_Data supplied_
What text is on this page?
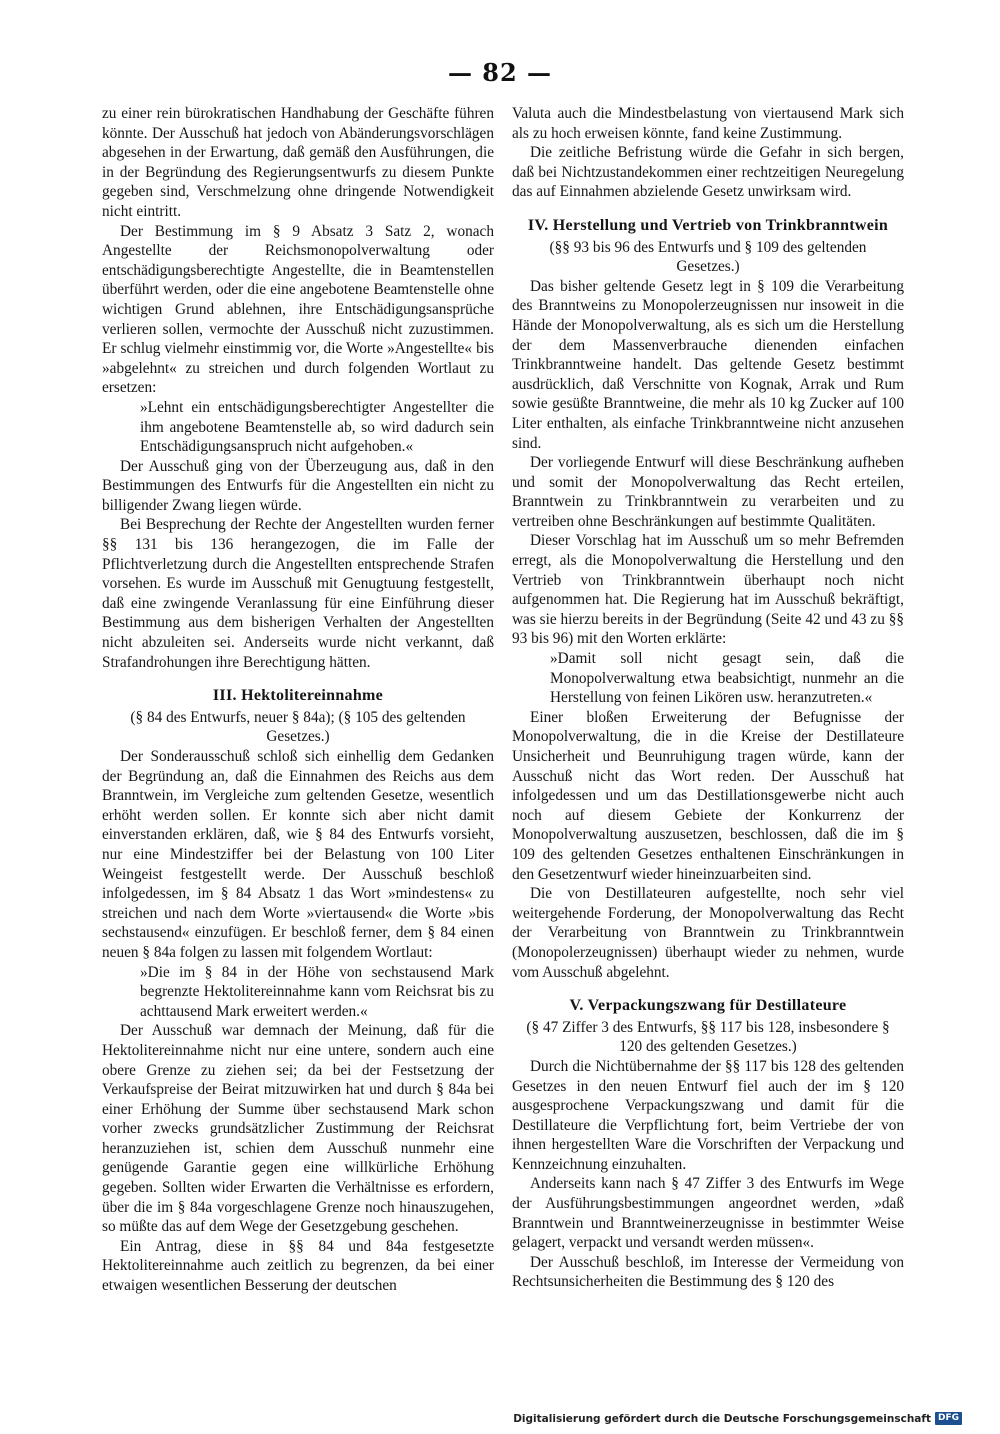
— 82 —

zu einer rein bürokratischen Handhabung der Geschäfte führen könnte. Der Ausschuß hat jedoch von Abänderungsvorschlägen abgesehen in der Erwartung, daß gemäß den Ausführungen, die in der Begründung des Regierungsentwurfs zu diesem Punkte gegeben sind, Verschmelzung ohne dringende Notwendigkeit nicht eintritt.

Der Bestimmung im § 9 Absatz 3 Satz 2, wonach Angestellte der Reichsmonopolverwaltung oder entschädigungsberechtigte Angestellte, die in Beamtenstellen überführt werden, oder die eine angebotene Beamtenstelle ohne wichtigen Grund ablehnen, ihre Entschädigungsansprüche verlieren sollen, vermochte der Ausschuß nicht zuzustimmen. Er schlug vielmehr einstimmig vor, die Worte »Angestellte« bis »abgelehnt« zu streichen und durch folgenden Wortlaut zu ersetzen:

»Lehnt ein entschädigungsberechtigter Angestellter die ihm angebotene Beamtenstelle ab, so wird dadurch sein Entschädigungsanspruch nicht aufgehoben.«

Der Ausschuß ging von der Überzeugung aus, daß in den Bestimmungen des Entwurfs für die Angestellten ein nicht zu billigender Zwang liegen würde.

Bei Besprechung der Rechte der Angestellten wurden ferner §§ 131 bis 136 herangezogen, die im Falle der Pflichtverletzung durch die Angestellten entsprechende Strafen vorsehen. Es wurde im Ausschuß mit Genugtuung festgestellt, daß eine zwingende Veranlassung für eine Einführung dieser Bestimmung aus dem bisherigen Verhalten der Angestellten nicht abzuleiten sei. Anderseits wurde nicht verkannt, daß Strafandrohungen ihre Berechtigung hätten.

III. Hektolitereinnahme
(§ 84 des Entwurfs, neuer § 84a); (§ 105 des geltenden Gesetzes.)

Der Sonderausschuß schloß sich einhellig dem Gedanken der Begründung an, daß die Einnahmen des Reichs aus dem Branntwein, im Vergleiche zum geltenden Gesetze, wesentlich erhöht werden sollen. Er konnte sich aber nicht damit einverstanden erklären, daß, wie § 84 des Entwurfs vorsieht, nur eine Mindestziffer bei der Belastung von 100 Liter Weingeist festgestellt werde. Der Ausschuß beschloß infolgedessen, im § 84 Absatz 1 das Wort »mindestens« zu streichen und nach dem Worte »viertausend« die Worte »bis sechstausend« einzufügen. Er beschloß ferner, dem § 84 einen neuen § 84a folgen zu lassen mit folgendem Wortlaut:

»Die im § 84 in der Höhe von sechstausend Mark begrenzte Hektolitereinnahme kann vom Reichsrat bis zu achttausend Mark erweitert werden.«

Der Ausschuß war demnach der Meinung, daß für die Hektolitereinnahme nicht nur eine untere, sondern auch eine obere Grenze zu ziehen sei; da bei der Festsetzung der Verkaufspreise der Beirat mitzuwirken hat und durch § 84a bei einer Erhöhung der Summe über sechstausend Mark schon vorher zwecks grundsätzlicher Zustimmung der Reichsrat heranzuziehen ist, schien dem Ausschuß nunmehr eine genügende Garantie gegen eine willkürliche Erhöhung gegeben. Sollten wider Erwarten die Verhältnisse es erfordern, über die im § 84a vorgeschlagene Grenze noch hinauszugehen, so müßte das auf dem Wege der Gesetzgebung geschehen.

Ein Antrag, diese in §§ 84 und 84a festgesetzte Hektolitereinnahme auch zeitlich zu begrenzen, da bei einer etwaigen wesentlichen Besserung der deutschen

Valuta auch die Mindestbelastung von viertausend Mark sich als zu hoch erweisen könnte, fand keine Zustimmung.

Die zeitliche Befristung würde die Gefahr in sich bergen, daß bei Nichtzustandekommen einer rechtzeitigen Neuregelung das auf Einnahmen abzielende Gesetz unwirksam wird.

IV. Herstellung und Vertrieb von Trinkbranntwein
(§§ 93 bis 96 des Entwurfs und § 109 des geltenden Gesetzes.)

Das bisher geltende Gesetz legt in § 109 die Verarbeitung des Branntweins zu Monopolerzeugnissen nur insoweit in die Hände der Monopolverwaltung, als es sich um die Herstellung der dem Massenverbrauche dienenden einfachen Trinkbranntweine handelt. Das geltende Gesetz bestimmt ausdrücklich, daß Verschnitte von Kognak, Arrak und Rum sowie gesüßte Branntweine, die mehr als 10 kg Zucker auf 100 Liter enthalten, als einfache Trinkbranntweine nicht anzusehen sind.

Der vorliegende Entwurf will diese Beschränkung aufheben und somit der Monopolverwaltung das Recht erteilen, Branntwein zu Trinkbranntwein zu verarbeiten und zu vertreiben ohne Beschränkungen auf bestimmte Qualitäten.

Dieser Vorschlag hat im Ausschuß um so mehr Befremden erregt, als die Monopolverwaltung die Herstellung und den Vertrieb von Trinkbranntwein überhaupt noch nicht aufgenommen hat. Die Regierung hat im Ausschuß bekräftigt, was sie hierzu bereits in der Begründung (Seite 42 und 43 zu §§ 93 bis 96) mit den Worten erklärte:

»Damit soll nicht gesagt sein, daß die Monopolverwaltung etwa beabsichtigt, nunmehr an die Herstellung von feinen Likören usw. heranzutreten.«

Einer bloßen Erweiterung der Befugnisse der Monopolverwaltung, die in die Kreise der Destillateure Unsicherheit und Beunruhigung tragen würde, kann der Ausschuß nicht das Wort reden. Der Ausschuß hat infolgedessen und um das Destillationsgewerbe nicht auch noch auf diesem Gebiete der Konkurrenz der Monopolverwaltung auszusetzen, beschlossen, daß die im § 109 des geltenden Gesetzes enthaltenen Einschränkungen in den Gesetzentwurf wieder hineinzuarbeiten sind.

Die von Destillateuren aufgestellte, noch sehr viel weitergehende Forderung, der Monopolverwaltung das Recht der Verarbeitung von Branntwein zu Trinkbranntwein (Monopolerzeugnissen) überhaupt wieder zu nehmen, wurde vom Ausschuß abgelehnt.

V. Verpackungszwang für Destillateure
(§ 47 Ziffer 3 des Entwurfs, §§ 117 bis 128, insbesondere § 120 des geltenden Gesetzes.)

Durch die Nichtübernahme der §§ 117 bis 128 des geltenden Gesetzes in den neuen Entwurf fiel auch der im § 120 ausgesprochene Verpackungszwang und damit für die Destillateure die Verpflichtung fort, beim Vertriebe der von ihnen hergestellten Ware die Vorschriften der Verpackung und Kennzeichnung einzuhalten.

Anderseits kann nach § 47 Ziffer 3 des Entwurfs im Wege der Ausführungsbestimmungen angeordnet werden, »daß Branntwein und Branntweinerzeugnisse in bestimmter Weise gelagert, verpackt und versandt werden müssen«.

Der Ausschuß beschloß, im Interesse der Vermeidung von Rechtsunsicherheiten die Bestimmung des § 120 des

Digitalisierung gefördert durch die Deutsche Forschungsgemeinschaft DFG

_Task item_
What is the number of lines in the listing that contain "sein"? State it and nothing more.

_Result of this task_
2